» **DATA TO USE**
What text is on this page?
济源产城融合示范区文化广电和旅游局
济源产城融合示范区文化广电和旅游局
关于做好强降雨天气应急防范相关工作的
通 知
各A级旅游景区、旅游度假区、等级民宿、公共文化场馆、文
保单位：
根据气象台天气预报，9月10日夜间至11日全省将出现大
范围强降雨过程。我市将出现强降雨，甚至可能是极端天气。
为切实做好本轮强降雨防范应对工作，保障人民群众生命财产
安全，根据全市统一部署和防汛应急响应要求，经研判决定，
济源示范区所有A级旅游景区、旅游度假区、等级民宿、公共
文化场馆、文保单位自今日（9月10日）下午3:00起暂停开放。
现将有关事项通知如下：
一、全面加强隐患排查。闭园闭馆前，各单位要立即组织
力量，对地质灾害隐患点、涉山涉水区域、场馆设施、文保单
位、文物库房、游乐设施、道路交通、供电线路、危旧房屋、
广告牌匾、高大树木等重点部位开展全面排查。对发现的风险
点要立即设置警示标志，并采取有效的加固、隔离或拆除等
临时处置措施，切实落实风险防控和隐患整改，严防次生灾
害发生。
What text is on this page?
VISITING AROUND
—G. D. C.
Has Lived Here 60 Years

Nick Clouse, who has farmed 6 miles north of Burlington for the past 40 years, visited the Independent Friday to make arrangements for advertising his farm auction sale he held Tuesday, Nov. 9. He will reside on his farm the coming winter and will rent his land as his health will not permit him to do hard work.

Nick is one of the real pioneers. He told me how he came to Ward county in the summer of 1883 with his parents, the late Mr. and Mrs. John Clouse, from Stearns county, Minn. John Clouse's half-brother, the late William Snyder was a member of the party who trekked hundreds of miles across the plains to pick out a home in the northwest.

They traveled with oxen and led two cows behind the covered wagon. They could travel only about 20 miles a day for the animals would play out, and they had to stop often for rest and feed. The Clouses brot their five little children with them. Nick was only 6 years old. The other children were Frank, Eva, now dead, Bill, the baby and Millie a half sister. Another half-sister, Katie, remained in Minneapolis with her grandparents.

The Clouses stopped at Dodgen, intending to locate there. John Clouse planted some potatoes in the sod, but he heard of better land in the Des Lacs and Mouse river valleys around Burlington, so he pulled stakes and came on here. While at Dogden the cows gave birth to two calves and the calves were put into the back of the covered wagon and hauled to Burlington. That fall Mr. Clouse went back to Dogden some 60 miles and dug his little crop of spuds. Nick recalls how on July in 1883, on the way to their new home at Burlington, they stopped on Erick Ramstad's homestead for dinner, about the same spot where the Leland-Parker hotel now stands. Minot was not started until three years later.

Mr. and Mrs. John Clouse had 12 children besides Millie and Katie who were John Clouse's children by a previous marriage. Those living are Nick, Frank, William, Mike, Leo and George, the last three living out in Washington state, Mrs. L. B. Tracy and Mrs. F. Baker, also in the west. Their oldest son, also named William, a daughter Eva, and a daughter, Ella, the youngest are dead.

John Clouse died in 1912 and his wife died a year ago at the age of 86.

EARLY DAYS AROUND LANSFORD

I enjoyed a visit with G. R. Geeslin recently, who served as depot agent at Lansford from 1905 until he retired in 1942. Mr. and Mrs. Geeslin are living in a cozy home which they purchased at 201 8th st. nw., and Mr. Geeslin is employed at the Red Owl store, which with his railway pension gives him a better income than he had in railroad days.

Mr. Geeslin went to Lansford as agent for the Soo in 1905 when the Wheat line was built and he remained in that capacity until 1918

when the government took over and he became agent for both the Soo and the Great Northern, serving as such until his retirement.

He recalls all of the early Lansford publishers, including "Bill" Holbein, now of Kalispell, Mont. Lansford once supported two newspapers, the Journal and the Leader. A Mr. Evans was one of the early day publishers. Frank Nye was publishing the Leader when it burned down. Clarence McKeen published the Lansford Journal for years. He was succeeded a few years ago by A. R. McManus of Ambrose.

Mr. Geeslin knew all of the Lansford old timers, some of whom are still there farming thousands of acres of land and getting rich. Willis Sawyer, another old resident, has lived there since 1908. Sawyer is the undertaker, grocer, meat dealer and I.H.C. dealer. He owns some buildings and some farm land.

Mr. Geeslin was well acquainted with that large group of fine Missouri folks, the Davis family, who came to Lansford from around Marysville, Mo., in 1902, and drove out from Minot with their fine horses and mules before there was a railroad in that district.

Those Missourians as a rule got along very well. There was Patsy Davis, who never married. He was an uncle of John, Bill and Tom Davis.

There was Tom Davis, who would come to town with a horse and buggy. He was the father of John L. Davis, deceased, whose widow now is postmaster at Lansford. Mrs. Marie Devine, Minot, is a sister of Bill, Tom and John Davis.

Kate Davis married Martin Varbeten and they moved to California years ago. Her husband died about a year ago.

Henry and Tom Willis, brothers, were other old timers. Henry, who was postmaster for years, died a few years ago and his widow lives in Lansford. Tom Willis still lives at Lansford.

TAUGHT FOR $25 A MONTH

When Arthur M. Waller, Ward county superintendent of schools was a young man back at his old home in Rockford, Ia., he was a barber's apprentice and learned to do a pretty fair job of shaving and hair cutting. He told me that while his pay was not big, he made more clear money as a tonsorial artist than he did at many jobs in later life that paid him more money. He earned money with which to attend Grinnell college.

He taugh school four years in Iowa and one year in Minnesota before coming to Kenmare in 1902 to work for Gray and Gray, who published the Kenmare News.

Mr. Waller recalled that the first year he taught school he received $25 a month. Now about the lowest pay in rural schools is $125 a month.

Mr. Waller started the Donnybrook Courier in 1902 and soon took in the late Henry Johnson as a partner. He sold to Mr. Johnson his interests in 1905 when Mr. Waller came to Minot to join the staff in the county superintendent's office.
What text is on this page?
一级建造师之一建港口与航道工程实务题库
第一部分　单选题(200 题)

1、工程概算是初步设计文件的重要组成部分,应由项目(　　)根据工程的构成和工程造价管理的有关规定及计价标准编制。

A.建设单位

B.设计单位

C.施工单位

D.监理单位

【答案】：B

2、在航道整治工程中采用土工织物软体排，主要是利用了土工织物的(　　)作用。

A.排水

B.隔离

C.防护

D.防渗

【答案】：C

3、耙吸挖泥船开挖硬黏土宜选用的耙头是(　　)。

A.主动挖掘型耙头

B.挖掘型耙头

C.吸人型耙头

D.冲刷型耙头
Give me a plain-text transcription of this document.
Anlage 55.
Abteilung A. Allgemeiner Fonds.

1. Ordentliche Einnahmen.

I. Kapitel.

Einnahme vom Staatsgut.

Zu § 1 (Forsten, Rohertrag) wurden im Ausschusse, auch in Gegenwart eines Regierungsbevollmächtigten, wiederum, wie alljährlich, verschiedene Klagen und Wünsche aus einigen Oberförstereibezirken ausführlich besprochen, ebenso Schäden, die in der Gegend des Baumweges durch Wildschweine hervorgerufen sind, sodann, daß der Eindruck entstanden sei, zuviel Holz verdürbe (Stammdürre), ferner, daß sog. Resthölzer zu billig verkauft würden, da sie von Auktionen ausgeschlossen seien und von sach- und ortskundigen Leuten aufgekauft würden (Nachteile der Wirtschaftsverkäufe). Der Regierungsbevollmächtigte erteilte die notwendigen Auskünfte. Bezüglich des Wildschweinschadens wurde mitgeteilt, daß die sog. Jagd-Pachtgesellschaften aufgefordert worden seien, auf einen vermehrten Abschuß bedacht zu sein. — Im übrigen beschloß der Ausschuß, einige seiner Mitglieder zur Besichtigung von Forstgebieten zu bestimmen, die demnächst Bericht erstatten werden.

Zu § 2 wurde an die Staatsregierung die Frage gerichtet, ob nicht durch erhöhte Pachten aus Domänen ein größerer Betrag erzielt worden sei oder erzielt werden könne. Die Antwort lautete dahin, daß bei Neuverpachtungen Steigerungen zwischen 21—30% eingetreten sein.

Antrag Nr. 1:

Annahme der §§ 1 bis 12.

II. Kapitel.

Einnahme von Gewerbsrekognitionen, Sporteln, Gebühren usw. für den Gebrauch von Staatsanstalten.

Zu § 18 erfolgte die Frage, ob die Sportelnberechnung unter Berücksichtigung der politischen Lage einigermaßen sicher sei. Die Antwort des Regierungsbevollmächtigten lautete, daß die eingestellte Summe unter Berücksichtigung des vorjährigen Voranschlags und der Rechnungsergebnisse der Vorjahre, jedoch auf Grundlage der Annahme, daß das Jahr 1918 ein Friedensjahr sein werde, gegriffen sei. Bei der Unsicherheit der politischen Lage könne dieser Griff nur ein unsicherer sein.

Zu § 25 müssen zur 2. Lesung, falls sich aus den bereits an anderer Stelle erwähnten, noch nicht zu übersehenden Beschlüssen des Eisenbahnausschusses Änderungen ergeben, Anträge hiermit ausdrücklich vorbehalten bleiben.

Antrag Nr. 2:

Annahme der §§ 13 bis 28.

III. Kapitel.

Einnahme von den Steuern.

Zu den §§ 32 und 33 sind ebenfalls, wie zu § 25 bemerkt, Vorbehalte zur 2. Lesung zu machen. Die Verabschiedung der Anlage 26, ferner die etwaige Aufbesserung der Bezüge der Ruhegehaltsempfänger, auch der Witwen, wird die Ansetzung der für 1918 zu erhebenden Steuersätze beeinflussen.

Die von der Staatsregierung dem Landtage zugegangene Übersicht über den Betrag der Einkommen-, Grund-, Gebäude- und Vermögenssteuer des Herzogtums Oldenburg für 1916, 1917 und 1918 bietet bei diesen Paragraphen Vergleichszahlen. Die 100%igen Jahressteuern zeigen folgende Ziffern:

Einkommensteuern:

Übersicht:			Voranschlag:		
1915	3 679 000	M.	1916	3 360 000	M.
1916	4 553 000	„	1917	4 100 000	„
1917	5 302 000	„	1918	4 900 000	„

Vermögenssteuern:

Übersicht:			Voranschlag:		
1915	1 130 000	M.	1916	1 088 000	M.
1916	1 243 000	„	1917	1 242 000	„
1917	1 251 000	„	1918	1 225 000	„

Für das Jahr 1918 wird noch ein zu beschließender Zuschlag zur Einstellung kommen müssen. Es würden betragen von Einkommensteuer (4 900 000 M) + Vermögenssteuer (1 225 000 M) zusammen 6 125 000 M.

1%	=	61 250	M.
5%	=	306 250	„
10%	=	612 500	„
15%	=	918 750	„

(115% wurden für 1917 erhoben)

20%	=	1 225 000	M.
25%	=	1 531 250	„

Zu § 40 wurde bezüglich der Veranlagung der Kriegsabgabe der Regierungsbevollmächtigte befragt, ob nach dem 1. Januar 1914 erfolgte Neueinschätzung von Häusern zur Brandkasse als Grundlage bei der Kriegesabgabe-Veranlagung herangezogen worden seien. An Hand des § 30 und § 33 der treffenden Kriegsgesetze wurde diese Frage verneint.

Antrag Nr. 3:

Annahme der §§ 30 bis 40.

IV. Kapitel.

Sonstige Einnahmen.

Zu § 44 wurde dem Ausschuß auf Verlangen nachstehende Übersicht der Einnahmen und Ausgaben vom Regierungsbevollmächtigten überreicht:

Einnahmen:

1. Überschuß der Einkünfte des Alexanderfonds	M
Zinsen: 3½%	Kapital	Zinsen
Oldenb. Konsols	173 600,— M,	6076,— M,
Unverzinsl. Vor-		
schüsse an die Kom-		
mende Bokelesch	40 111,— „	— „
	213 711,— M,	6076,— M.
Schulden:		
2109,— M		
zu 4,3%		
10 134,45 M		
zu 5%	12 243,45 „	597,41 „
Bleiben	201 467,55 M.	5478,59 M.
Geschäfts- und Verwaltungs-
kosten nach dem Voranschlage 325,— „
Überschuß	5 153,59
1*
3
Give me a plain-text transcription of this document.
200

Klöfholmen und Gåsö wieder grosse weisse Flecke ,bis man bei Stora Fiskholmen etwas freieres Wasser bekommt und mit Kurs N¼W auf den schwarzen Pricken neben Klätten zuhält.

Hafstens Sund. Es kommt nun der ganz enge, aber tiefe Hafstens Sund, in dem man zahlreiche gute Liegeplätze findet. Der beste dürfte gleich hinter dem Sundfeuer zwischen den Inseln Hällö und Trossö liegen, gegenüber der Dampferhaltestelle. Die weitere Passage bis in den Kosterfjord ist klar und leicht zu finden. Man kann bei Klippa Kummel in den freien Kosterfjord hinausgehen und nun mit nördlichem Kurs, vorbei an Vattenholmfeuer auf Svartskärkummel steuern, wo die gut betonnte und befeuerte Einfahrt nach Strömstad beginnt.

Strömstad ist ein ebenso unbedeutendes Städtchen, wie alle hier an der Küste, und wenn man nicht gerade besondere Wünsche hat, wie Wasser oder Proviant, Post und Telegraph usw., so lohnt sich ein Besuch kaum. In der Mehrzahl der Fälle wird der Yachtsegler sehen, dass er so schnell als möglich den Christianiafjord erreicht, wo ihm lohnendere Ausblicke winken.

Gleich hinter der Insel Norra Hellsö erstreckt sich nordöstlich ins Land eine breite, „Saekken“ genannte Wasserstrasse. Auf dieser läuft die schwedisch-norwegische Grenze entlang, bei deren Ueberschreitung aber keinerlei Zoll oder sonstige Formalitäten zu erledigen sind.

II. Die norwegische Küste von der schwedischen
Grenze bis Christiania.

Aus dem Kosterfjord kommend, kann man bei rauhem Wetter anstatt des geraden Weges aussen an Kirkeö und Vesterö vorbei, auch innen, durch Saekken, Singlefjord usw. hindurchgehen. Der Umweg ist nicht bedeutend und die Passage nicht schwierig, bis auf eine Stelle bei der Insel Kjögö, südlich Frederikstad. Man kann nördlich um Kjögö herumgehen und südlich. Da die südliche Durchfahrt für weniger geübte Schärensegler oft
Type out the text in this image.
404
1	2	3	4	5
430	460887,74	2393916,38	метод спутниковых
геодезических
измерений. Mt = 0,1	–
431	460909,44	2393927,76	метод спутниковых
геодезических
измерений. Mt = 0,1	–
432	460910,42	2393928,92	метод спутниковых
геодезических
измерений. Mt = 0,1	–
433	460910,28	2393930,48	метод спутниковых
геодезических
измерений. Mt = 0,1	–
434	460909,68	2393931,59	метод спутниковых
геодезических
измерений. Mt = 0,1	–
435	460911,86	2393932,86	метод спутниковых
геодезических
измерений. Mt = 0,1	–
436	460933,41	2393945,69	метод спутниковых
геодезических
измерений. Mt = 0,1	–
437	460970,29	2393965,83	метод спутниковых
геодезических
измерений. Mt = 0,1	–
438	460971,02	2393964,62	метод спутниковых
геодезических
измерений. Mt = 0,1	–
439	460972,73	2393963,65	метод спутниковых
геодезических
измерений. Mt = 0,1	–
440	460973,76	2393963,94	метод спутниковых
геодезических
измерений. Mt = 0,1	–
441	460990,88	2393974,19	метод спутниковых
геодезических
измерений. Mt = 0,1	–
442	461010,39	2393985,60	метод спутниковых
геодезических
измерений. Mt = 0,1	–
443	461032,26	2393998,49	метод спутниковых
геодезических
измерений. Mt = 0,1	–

» **GIVEN INSTRUCTION**
What is the number of lines in these records that contain "Grenze"? Reply with the number only.

» **FULL ANSWER**
2